● **YOUR GOAL**: Rewrite the data below with every "elements" changed to "items" and all other text unchanged. Leave out the pictures.

** Begin RECORDS **

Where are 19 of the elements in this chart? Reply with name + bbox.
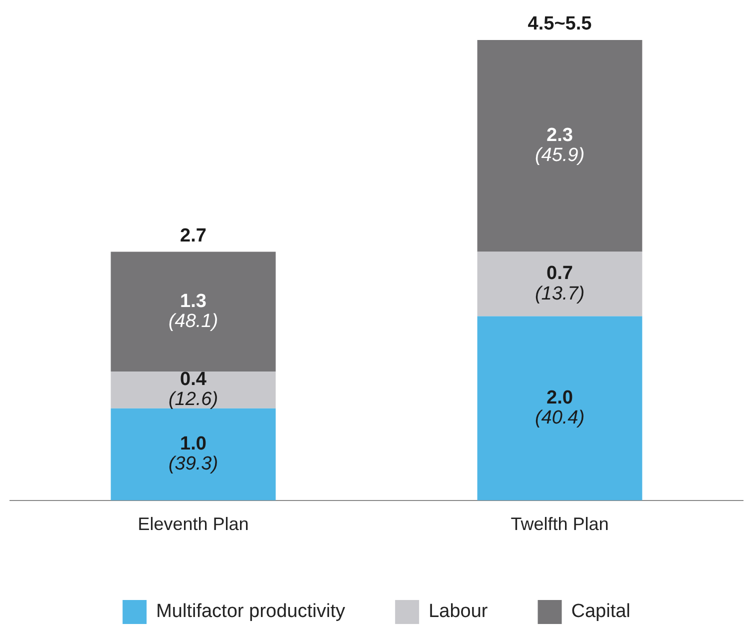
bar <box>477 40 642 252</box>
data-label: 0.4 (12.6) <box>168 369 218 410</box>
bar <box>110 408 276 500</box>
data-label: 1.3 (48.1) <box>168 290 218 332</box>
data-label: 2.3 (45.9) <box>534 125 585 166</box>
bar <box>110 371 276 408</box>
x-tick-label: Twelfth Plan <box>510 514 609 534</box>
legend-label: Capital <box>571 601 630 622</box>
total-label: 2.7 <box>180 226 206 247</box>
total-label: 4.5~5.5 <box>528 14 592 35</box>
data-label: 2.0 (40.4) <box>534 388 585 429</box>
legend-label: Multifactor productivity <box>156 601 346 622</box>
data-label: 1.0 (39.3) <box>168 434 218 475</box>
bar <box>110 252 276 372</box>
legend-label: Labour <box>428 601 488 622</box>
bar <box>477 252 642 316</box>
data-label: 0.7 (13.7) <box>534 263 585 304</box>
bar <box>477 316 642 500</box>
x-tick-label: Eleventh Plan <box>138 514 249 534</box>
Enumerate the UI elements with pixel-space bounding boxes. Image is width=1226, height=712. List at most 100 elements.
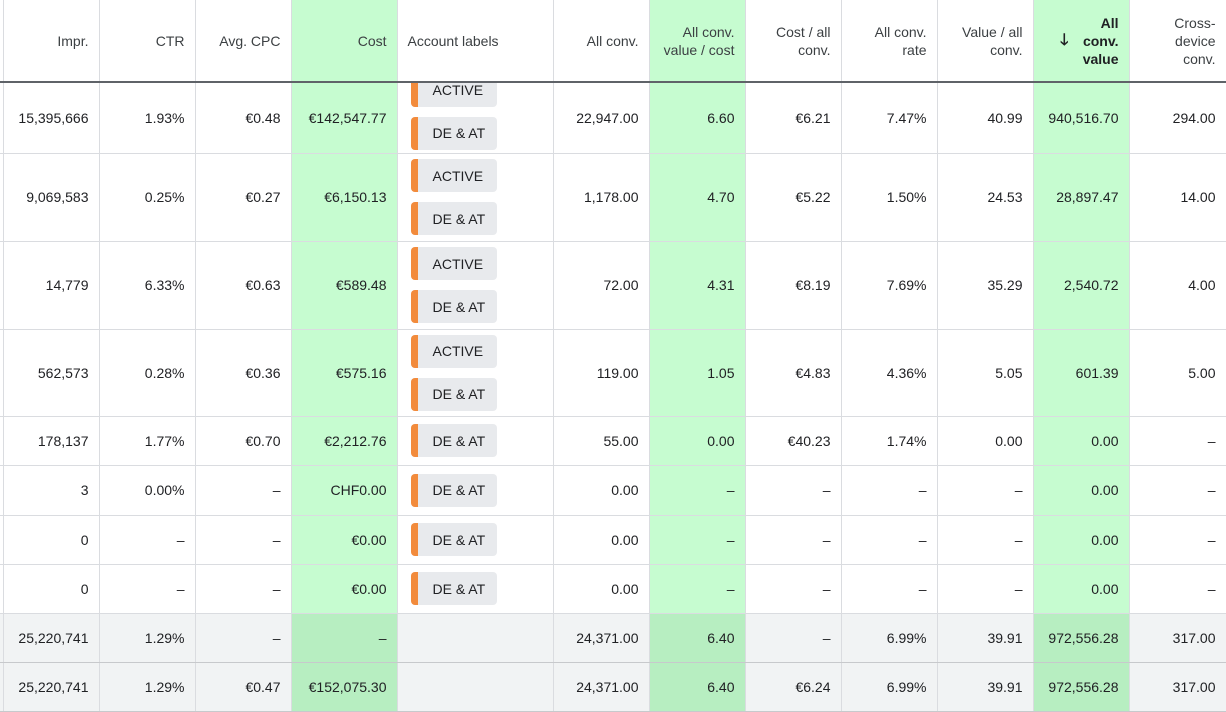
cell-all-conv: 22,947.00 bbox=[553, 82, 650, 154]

** End RECORDS **

● **EXERCISE RESULT**:
Where are 19 of the items in this chart? Reply with name + bbox.
bar <box>477 40 642 252</box>
data-label: 0.4 (12.6) <box>168 369 218 410</box>
bar <box>110 408 276 500</box>
data-label: 1.3 (48.1) <box>168 290 218 332</box>
data-label: 2.3 (45.9) <box>534 125 585 166</box>
bar <box>110 371 276 408</box>
x-tick-label: Twelfth Plan <box>510 514 609 534</box>
legend-label: Capital <box>571 601 630 622</box>
total-label: 2.7 <box>180 226 206 247</box>
total-label: 4.5~5.5 <box>528 14 592 35</box>
data-label: 2.0 (40.4) <box>534 388 585 429</box>
legend-label: Multifactor productivity <box>156 601 346 622</box>
data-label: 1.0 (39.3) <box>168 434 218 475</box>
bar <box>110 252 276 372</box>
legend-label: Labour <box>428 601 488 622</box>
bar <box>477 252 642 316</box>
data-label: 0.7 (13.7) <box>534 263 585 304</box>
bar <box>477 316 642 500</box>
x-tick-label: Eleventh Plan <box>138 514 249 534</box>
Enumerate the UI items with pixel-space bounding boxes. Image is width=1226, height=712. List at most 100 items.
cell-all-conv: 22,947.00 bbox=[553, 82, 650, 154]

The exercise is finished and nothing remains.